Required work: Reproduce the entries below in full, word for word.
________________________
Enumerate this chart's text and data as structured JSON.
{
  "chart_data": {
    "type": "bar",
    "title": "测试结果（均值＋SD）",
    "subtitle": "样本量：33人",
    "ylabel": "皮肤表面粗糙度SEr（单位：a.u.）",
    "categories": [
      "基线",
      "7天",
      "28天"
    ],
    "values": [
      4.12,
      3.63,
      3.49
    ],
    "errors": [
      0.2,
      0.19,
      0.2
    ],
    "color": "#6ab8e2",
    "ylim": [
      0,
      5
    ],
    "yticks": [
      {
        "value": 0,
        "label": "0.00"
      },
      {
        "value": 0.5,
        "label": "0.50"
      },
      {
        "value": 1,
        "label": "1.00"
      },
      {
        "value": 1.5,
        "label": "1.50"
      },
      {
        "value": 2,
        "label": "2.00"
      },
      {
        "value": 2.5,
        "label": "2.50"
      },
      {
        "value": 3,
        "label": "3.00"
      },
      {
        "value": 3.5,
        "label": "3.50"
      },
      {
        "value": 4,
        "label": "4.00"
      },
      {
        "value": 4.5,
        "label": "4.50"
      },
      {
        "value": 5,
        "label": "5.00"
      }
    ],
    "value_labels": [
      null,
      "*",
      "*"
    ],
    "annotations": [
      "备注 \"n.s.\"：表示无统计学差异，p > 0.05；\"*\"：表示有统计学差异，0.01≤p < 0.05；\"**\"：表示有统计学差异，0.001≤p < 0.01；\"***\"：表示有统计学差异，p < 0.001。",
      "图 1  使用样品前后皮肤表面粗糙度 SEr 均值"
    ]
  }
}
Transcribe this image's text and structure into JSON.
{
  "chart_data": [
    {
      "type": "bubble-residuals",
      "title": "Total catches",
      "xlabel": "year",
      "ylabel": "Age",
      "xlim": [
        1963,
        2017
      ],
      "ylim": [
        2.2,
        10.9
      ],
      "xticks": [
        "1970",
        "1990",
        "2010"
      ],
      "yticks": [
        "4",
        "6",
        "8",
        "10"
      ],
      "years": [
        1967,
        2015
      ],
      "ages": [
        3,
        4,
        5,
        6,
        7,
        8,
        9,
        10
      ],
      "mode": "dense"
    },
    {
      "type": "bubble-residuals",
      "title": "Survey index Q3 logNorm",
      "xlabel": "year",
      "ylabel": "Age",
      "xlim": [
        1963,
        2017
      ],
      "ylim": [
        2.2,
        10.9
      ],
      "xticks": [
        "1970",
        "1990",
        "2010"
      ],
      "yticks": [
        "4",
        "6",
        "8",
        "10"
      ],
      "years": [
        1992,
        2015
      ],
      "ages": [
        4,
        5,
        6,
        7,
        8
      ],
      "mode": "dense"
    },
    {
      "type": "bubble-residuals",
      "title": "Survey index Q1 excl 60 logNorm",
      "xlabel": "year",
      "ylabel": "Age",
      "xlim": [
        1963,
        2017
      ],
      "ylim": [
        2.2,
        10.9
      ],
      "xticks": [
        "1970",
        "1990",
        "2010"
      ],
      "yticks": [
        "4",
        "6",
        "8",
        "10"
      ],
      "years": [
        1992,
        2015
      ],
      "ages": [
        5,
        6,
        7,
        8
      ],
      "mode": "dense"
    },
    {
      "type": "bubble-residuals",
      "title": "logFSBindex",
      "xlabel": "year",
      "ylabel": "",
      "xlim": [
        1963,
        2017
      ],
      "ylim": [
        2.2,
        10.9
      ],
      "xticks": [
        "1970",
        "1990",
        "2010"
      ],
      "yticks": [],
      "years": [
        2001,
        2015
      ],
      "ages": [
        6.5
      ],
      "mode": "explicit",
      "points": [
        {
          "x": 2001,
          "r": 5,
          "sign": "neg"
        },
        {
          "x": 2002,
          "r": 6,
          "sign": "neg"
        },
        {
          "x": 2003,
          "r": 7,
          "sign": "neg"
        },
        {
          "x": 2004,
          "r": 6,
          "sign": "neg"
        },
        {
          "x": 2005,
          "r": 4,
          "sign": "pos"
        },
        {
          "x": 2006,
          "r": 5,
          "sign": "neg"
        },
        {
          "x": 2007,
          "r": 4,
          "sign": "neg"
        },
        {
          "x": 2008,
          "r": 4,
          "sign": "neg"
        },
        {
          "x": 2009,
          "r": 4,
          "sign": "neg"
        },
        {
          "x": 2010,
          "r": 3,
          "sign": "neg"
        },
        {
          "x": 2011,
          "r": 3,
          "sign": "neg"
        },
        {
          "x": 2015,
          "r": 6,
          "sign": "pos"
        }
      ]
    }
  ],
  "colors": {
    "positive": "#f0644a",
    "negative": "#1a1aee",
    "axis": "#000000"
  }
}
________________________
Solution to the problem:
Enumerate this chart's text and data as structured JSON.
{
  "chart_data": {
    "type": "bar",
    "title": "测试结果（均值＋SD）",
    "subtitle": "样本量：33人",
    "ylabel": "皮肤表面粗糙度SEr（单位：a.u.）",
    "categories": [
      "基线",
      "7天",
      "28天"
    ],
    "values": [
      4.12,
      3.63,
      3.49
    ],
    "errors": [
      0.2,
      0.19,
      0.2
    ],
    "color": "#6ab8e2",
    "ylim": [
      0,
      5
    ],
    "yticks": [
      {
        "value": 0,
        "label": "0.00"
      },
      {
        "value": 0.5,
        "label": "0.50"
      },
      {
        "value": 1,
        "label": "1.00"
      },
      {
        "value": 1.5,
        "label": "1.50"
      },
      {
        "value": 2,
        "label": "2.00"
      },
      {
        "value": 2.5,
        "label": "2.50"
      },
      {
        "value": 3,
        "label": "3.00"
      },
      {
        "value": 3.5,
        "label": "3.50"
      },
      {
        "value": 4,
        "label": "4.00"
      },
      {
        "value": 4.5,
        "label": "4.50"
      },
      {
        "value": 5,
        "label": "5.00"
      }
    ],
    "value_labels": [
      null,
      "*",
      "*"
    ],
    "annotations": [
      "备注 \"n.s.\"：表示无统计学差异，p > 0.05；\"*\"：表示有统计学差异，0.01≤p < 0.05；\"**\"：表示有统计学差异，0.001≤p < 0.01；\"***\"：表示有统计学差异，p < 0.001。",
      "图 1  使用样品前后皮肤表面粗糙度 SEr 均值"
    ]
  }
}
Transcribe this image's text and structure into JSON.
{
  "chart_data": [
    {
      "type": "bubble-residuals",
      "title": "Total catches",
      "xlabel": "year",
      "ylabel": "Age",
      "xlim": [
        1963,
        2017
      ],
      "ylim": [
        2.2,
        10.9
      ],
      "xticks": [
        "1970",
        "1990",
        "2010"
      ],
      "yticks": [
        "4",
        "6",
        "8",
        "10"
      ],
      "years": [
        1967,
        2015
      ],
      "ages": [
        3,
        4,
        5,
        6,
        7,
        8,
        9,
        10
      ],
      "mode": "dense"
    },
    {
      "type": "bubble-residuals",
      "title": "Survey index Q3 logNorm",
      "xlabel": "year",
      "ylabel": "Age",
      "xlim": [
        1963,
        2017
      ],
      "ylim": [
        2.2,
        10.9
      ],
      "xticks": [
        "1970",
        "1990",
        "2010"
      ],
      "yticks": [
        "4",
        "6",
        "8",
        "10"
      ],
      "years": [
        1992,
        2015
      ],
      "ages": [
        4,
        5,
        6,
        7,
        8
      ],
      "mode": "dense"
    },
    {
      "type": "bubble-residuals",
      "title": "Survey index Q1 excl 60 logNorm",
      "xlabel": "year",
      "ylabel": "Age",
      "xlim": [
        1963,
        2017
      ],
      "ylim": [
        2.2,
        10.9
      ],
      "xticks": [
        "1970",
        "1990",
        "2010"
      ],
      "yticks": [
        "4",
        "6",
        "8",
        "10"
      ],
      "years": [
        1992,
        2015
      ],
      "ages": [
        5,
        6,
        7,
        8
      ],
      "mode": "dense"
    },
    {
      "type": "bubble-residuals",
      "title": "logFSBindex",
      "xlabel": "year",
      "ylabel": "",
      "xlim": [
        1963,
        2017
      ],
      "ylim": [
        2.2,
        10.9
      ],
      "xticks": [
        "1970",
        "1990",
        "2010"
      ],
      "yticks": [],
      "years": [
        2001,
        2015
      ],
      "ages": [
        6.5
      ],
      "mode": "explicit",
      "points": [
        {
          "x": 2001,
          "r": 5,
          "sign": "neg"
        },
        {
          "x": 2002,
          "r": 6,
          "sign": "neg"
        },
        {
          "x": 2003,
          "r": 7,
          "sign": "neg"
        },
        {
          "x": 2004,
          "r": 6,
          "sign": "neg"
        },
        {
          "x": 2005,
          "r": 4,
          "sign": "pos"
        },
        {
          "x": 2006,
          "r": 5,
          "sign": "neg"
        },
        {
          "x": 2007,
          "r": 4,
          "sign": "neg"
        },
        {
          "x": 2008,
          "r": 4,
          "sign": "neg"
        },
        {
          "x": 2009,
          "r": 4,
          "sign": "neg"
        },
        {
          "x": 2010,
          "r": 3,
          "sign": "neg"
        },
        {
          "x": 2011,
          "r": 3,
          "sign": "neg"
        },
        {
          "x": 2015,
          "r": 6,
          "sign": "pos"
        }
      ]
    }
  ],
  "colors": {
    "positive": "#f0644a",
    "negative": "#1a1aee",
    "axis": "#000000"
  }
}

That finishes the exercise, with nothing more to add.